Items from a data source:

Start

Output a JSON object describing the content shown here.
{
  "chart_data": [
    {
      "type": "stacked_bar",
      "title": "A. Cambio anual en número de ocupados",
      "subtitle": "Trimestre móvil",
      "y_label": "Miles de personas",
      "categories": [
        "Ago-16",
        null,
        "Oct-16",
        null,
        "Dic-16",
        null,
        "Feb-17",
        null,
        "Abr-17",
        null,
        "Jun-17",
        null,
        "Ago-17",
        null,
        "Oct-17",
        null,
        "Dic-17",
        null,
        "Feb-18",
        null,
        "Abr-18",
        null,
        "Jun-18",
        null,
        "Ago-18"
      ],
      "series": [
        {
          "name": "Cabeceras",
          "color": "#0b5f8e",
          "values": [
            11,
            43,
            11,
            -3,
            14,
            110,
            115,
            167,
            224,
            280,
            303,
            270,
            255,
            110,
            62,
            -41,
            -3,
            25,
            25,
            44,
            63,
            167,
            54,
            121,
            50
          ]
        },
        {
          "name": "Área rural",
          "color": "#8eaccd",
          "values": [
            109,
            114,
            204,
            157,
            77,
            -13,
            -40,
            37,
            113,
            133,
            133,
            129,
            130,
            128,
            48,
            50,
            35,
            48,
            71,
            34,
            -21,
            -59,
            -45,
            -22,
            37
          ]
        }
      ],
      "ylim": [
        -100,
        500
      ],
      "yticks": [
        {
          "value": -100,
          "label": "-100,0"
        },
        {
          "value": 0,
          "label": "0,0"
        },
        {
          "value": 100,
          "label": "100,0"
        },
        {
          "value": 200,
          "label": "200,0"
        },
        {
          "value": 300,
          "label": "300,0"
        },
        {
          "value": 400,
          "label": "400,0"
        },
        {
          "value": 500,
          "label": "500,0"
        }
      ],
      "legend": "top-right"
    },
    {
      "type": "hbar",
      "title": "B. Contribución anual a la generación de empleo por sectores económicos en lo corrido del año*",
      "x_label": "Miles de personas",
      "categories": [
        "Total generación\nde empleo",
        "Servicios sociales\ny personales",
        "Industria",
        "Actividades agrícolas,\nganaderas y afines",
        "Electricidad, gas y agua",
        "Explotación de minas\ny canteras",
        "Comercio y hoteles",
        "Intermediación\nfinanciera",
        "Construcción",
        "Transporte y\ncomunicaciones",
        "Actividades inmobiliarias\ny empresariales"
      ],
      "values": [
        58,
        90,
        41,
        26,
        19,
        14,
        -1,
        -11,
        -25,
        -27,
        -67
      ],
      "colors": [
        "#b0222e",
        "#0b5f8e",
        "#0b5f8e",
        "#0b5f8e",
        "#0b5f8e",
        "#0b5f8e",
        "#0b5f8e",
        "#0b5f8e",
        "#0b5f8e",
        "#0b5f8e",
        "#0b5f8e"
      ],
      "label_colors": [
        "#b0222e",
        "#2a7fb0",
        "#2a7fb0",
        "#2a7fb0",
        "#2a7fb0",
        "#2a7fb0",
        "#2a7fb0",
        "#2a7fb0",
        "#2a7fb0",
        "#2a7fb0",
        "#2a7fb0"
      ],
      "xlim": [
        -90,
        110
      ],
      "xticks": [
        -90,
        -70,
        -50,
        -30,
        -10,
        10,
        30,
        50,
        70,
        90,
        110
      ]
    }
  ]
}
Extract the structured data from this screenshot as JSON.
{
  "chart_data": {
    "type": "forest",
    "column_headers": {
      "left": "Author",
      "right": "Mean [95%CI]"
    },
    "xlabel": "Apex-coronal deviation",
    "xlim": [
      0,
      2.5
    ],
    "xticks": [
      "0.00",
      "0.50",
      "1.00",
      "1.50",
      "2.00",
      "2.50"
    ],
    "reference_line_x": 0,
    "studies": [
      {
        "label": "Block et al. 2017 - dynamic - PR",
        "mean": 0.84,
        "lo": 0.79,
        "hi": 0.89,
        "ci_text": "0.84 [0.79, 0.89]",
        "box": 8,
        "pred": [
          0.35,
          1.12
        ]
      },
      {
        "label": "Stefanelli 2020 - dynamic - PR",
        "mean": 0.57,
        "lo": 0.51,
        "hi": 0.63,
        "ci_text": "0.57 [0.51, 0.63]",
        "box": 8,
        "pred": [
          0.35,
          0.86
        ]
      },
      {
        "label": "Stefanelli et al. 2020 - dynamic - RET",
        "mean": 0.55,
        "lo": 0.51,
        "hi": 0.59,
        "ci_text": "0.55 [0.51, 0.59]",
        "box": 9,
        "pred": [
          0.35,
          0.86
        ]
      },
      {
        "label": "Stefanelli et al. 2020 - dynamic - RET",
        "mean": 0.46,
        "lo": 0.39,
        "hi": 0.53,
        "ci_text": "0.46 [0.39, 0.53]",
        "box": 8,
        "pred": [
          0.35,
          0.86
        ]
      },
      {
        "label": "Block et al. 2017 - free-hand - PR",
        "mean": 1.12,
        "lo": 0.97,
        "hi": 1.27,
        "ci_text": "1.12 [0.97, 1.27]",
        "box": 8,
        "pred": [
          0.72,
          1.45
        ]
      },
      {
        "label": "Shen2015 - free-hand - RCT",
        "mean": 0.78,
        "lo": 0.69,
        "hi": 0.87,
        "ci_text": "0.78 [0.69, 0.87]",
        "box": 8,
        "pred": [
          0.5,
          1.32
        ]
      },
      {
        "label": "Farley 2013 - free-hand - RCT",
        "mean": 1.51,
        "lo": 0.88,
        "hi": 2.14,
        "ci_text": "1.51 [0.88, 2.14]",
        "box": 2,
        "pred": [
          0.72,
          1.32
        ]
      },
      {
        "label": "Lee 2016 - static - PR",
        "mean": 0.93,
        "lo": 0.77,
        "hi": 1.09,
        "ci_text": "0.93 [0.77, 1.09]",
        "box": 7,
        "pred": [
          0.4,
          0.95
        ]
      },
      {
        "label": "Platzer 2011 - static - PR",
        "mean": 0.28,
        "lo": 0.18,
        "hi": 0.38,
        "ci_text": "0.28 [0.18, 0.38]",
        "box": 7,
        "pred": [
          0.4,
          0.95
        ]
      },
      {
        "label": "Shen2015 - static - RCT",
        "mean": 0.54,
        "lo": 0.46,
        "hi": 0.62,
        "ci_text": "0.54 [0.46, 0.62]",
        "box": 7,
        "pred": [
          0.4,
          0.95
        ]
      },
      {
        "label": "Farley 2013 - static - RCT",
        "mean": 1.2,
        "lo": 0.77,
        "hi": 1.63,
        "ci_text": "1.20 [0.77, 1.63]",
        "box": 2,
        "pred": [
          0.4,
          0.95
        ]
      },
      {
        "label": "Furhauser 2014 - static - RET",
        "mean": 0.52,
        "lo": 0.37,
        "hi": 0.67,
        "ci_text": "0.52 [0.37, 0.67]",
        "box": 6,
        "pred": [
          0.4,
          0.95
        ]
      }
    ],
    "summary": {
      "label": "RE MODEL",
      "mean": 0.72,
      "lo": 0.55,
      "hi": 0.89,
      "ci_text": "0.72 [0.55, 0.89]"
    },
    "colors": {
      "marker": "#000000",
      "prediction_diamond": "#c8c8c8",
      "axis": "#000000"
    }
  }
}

End

== Task to complete ==
Write out the whole listing exactly.

== Result of this task ==
Output a JSON object describing the content shown here.
{
  "chart_data": [
    {
      "type": "stacked_bar",
      "title": "A. Cambio anual en número de ocupados",
      "subtitle": "Trimestre móvil",
      "y_label": "Miles de personas",
      "categories": [
        "Ago-16",
        null,
        "Oct-16",
        null,
        "Dic-16",
        null,
        "Feb-17",
        null,
        "Abr-17",
        null,
        "Jun-17",
        null,
        "Ago-17",
        null,
        "Oct-17",
        null,
        "Dic-17",
        null,
        "Feb-18",
        null,
        "Abr-18",
        null,
        "Jun-18",
        null,
        "Ago-18"
      ],
      "series": [
        {
          "name": "Cabeceras",
          "color": "#0b5f8e",
          "values": [
            11,
            43,
            11,
            -3,
            14,
            110,
            115,
            167,
            224,
            280,
            303,
            270,
            255,
            110,
            62,
            -41,
            -3,
            25,
            25,
            44,
            63,
            167,
            54,
            121,
            50
          ]
        },
        {
          "name": "Área rural",
          "color": "#8eaccd",
          "values": [
            109,
            114,
            204,
            157,
            77,
            -13,
            -40,
            37,
            113,
            133,
            133,
            129,
            130,
            128,
            48,
            50,
            35,
            48,
            71,
            34,
            -21,
            -59,
            -45,
            -22,
            37
          ]
        }
      ],
      "ylim": [
        -100,
        500
      ],
      "yticks": [
        {
          "value": -100,
          "label": "-100,0"
        },
        {
          "value": 0,
          "label": "0,0"
        },
        {
          "value": 100,
          "label": "100,0"
        },
        {
          "value": 200,
          "label": "200,0"
        },
        {
          "value": 300,
          "label": "300,0"
        },
        {
          "value": 400,
          "label": "400,0"
        },
        {
          "value": 500,
          "label": "500,0"
        }
      ],
      "legend": "top-right"
    },
    {
      "type": "hbar",
      "title": "B. Contribución anual a la generación de empleo por sectores económicos en lo corrido del año*",
      "x_label": "Miles de personas",
      "categories": [
        "Total generación\nde empleo",
        "Servicios sociales\ny personales",
        "Industria",
        "Actividades agrícolas,\nganaderas y afines",
        "Electricidad, gas y agua",
        "Explotación de minas\ny canteras",
        "Comercio y hoteles",
        "Intermediación\nfinanciera",
        "Construcción",
        "Transporte y\ncomunicaciones",
        "Actividades inmobiliarias\ny empresariales"
      ],
      "values": [
        58,
        90,
        41,
        26,
        19,
        14,
        -1,
        -11,
        -25,
        -27,
        -67
      ],
      "colors": [
        "#b0222e",
        "#0b5f8e",
        "#0b5f8e",
        "#0b5f8e",
        "#0b5f8e",
        "#0b5f8e",
        "#0b5f8e",
        "#0b5f8e",
        "#0b5f8e",
        "#0b5f8e",
        "#0b5f8e"
      ],
      "label_colors": [
        "#b0222e",
        "#2a7fb0",
        "#2a7fb0",
        "#2a7fb0",
        "#2a7fb0",
        "#2a7fb0",
        "#2a7fb0",
        "#2a7fb0",
        "#2a7fb0",
        "#2a7fb0",
        "#2a7fb0"
      ],
      "xlim": [
        -90,
        110
      ],
      "xticks": [
        -90,
        -70,
        -50,
        -30,
        -10,
        10,
        30,
        50,
        70,
        90,
        110
      ]
    }
  ]
}
Extract the structured data from this screenshot as JSON.
{
  "chart_data": {
    "type": "forest",
    "column_headers": {
      "left": "Author",
      "right": "Mean [95%CI]"
    },
    "xlabel": "Apex-coronal deviation",
    "xlim": [
      0,
      2.5
    ],
    "xticks": [
      "0.00",
      "0.50",
      "1.00",
      "1.50",
      "2.00",
      "2.50"
    ],
    "reference_line_x": 0,
    "studies": [
      {
        "label": "Block et al. 2017 - dynamic - PR",
        "mean": 0.84,
        "lo": 0.79,
        "hi": 0.89,
        "ci_text": "0.84 [0.79, 0.89]",
        "box": 8,
        "pred": [
          0.35,
          1.12
        ]
      },
      {
        "label": "Stefanelli 2020 - dynamic - PR",
        "mean": 0.57,
        "lo": 0.51,
        "hi": 0.63,
        "ci_text": "0.57 [0.51, 0.63]",
        "box": 8,
        "pred": [
          0.35,
          0.86
        ]
      },
      {
        "label": "Stefanelli et al. 2020 - dynamic - RET",
        "mean": 0.55,
        "lo": 0.51,
        "hi": 0.59,
        "ci_text": "0.55 [0.51, 0.59]",
        "box": 9,
        "pred": [
          0.35,
          0.86
        ]
      },
      {
        "label": "Stefanelli et al. 2020 - dynamic - RET",
        "mean": 0.46,
        "lo": 0.39,
        "hi": 0.53,
        "ci_text": "0.46 [0.39, 0.53]",
        "box": 8,
        "pred": [
          0.35,
          0.86
        ]
      },
      {
        "label": "Block et al. 2017 - free-hand - PR",
        "mean": 1.12,
        "lo": 0.97,
        "hi": 1.27,
        "ci_text": "1.12 [0.97, 1.27]",
        "box": 8,
        "pred": [
          0.72,
          1.45
        ]
      },
      {
        "label": "Shen2015 - free-hand - RCT",
        "mean": 0.78,
        "lo": 0.69,
        "hi": 0.87,
        "ci_text": "0.78 [0.69, 0.87]",
        "box": 8,
        "pred": [
          0.5,
          1.32
        ]
      },
      {
        "label": "Farley 2013 - free-hand - RCT",
        "mean": 1.51,
        "lo": 0.88,
        "hi": 2.14,
        "ci_text": "1.51 [0.88, 2.14]",
        "box": 2,
        "pred": [
          0.72,
          1.32
        ]
      },
      {
        "label": "Lee 2016 - static - PR",
        "mean": 0.93,
        "lo": 0.77,
        "hi": 1.09,
        "ci_text": "0.93 [0.77, 1.09]",
        "box": 7,
        "pred": [
          0.4,
          0.95
        ]
      },
      {
        "label": "Platzer 2011 - static - PR",
        "mean": 0.28,
        "lo": 0.18,
        "hi": 0.38,
        "ci_text": "0.28 [0.18, 0.38]",
        "box": 7,
        "pred": [
          0.4,
          0.95
        ]
      },
      {
        "label": "Shen2015 - static - RCT",
        "mean": 0.54,
        "lo": 0.46,
        "hi": 0.62,
        "ci_text": "0.54 [0.46, 0.62]",
        "box": 7,
        "pred": [
          0.4,
          0.95
        ]
      },
      {
        "label": "Farley 2013 - static - RCT",
        "mean": 1.2,
        "lo": 0.77,
        "hi": 1.63,
        "ci_text": "1.20 [0.77, 1.63]",
        "box": 2,
        "pred": [
          0.4,
          0.95
        ]
      },
      {
        "label": "Furhauser 2014 - static - RET",
        "mean": 0.52,
        "lo": 0.37,
        "hi": 0.67,
        "ci_text": "0.52 [0.37, 0.67]",
        "box": 6,
        "pred": [
          0.4,
          0.95
        ]
      }
    ],
    "summary": {
      "label": "RE MODEL",
      "mean": 0.72,
      "lo": 0.55,
      "hi": 0.89,
      "ci_text": "0.72 [0.55, 0.89]"
    },
    "colors": {
      "marker": "#000000",
      "prediction_diamond": "#c8c8c8",
      "axis": "#000000"
    }
  }
}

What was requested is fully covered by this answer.